╭──

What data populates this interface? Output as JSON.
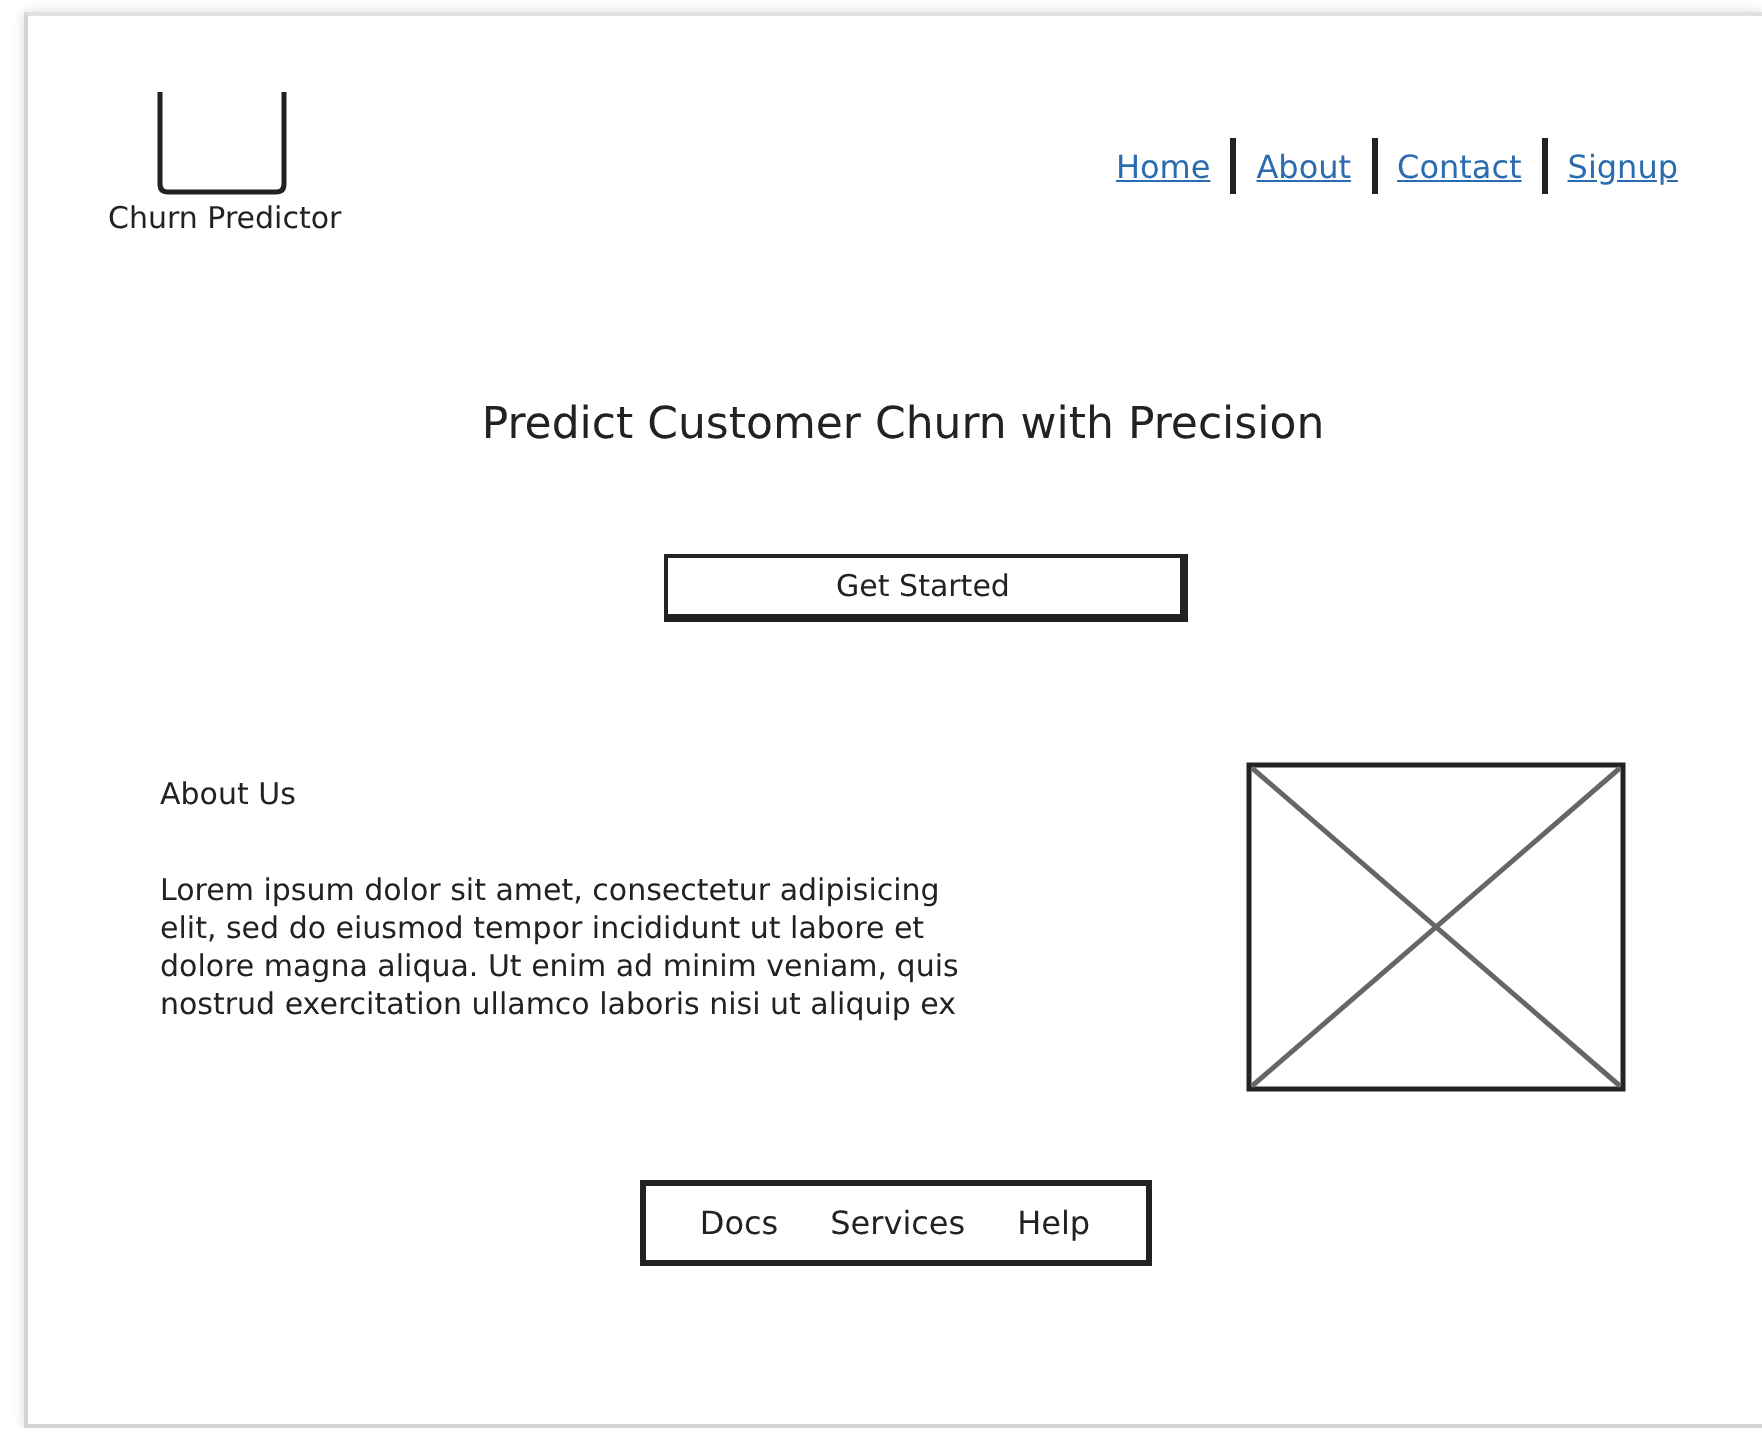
{
  "logo": {
    "text": "Churn Predictor"
  },
  "nav": [
    {
      "label": "Home"
    },
    {
      "label": "About"
    },
    {
      "label": "Contact"
    },
    {
      "label": "Signup"
    }
  ],
  "hero": {
    "title": "Predict Customer Churn with Precision",
    "button": "Get Started"
  },
  "about": {
    "heading": "About Us",
    "text": "Lorem ipsum dolor sit amet, consectetur adipisicing elit, sed do eiusmod tempor incididunt ut labore et dolore magna aliqua. Ut enim ad minim veniam, quis nostrud exercitation ullamco laboris nisi ut aliquip ex",
    "image": {
      "kind": "placeholder"
    }
  },
  "footer": {
    "links": [
      {
        "label": "Docs"
      },
      {
        "label": "Services"
      },
      {
        "label": "Help"
      }
    ]
  }
}
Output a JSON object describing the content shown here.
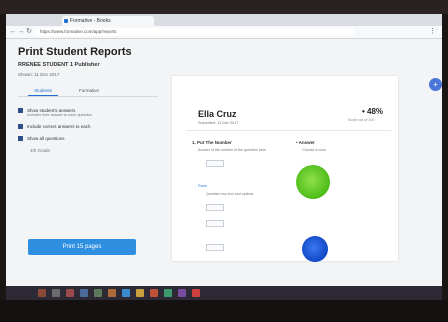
{
  "browser": {
    "tab_title": "Formative - Books",
    "tab_close": "×",
    "url": "https://www.formative.com/app/reports",
    "back_icon": "back-arrow-icon",
    "forward_icon": "forward-arrow-icon",
    "reload_icon": "reload-icon",
    "menu_icon": "more-vert-icon"
  },
  "left": {
    "title": "Print Student Reports",
    "subtitle": "RRENEE STUDENT 1 Publisher",
    "meta": "Shown: 11 Dec 2017",
    "tabs": [
      "Students",
      "Formative"
    ],
    "options": [
      {
        "label": "Show student's answers",
        "note": "Includes their answer to each question"
      },
      {
        "label": "Include correct answers to each"
      },
      {
        "label": "Show all questions"
      }
    ],
    "student_note": "4th Grade",
    "print_button": "Print 15 pages"
  },
  "report": {
    "student_name": "Ella Cruz",
    "date": "Submitted: 11 Dec 2017",
    "score": "• 48%",
    "score_sub": "Score out of 100",
    "q1_head": "1. Put The Number",
    "q1_line": "Answer of the number of the question here",
    "q2_head": "Parts",
    "q2_line": "Question two text and options",
    "right_head": "• Answer",
    "right_sub": "Choose a color"
  },
  "colors": {
    "accent": "#2e8fe0",
    "green_answer": "#4cbc18",
    "blue_answer": "#1148c6"
  }
}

╰──

**Required work**
Copy out every line holding the string "here".

**Answer in full**
Output a JSON object describing the content shown here.
    "q1_line": "Answer of the number of the question here",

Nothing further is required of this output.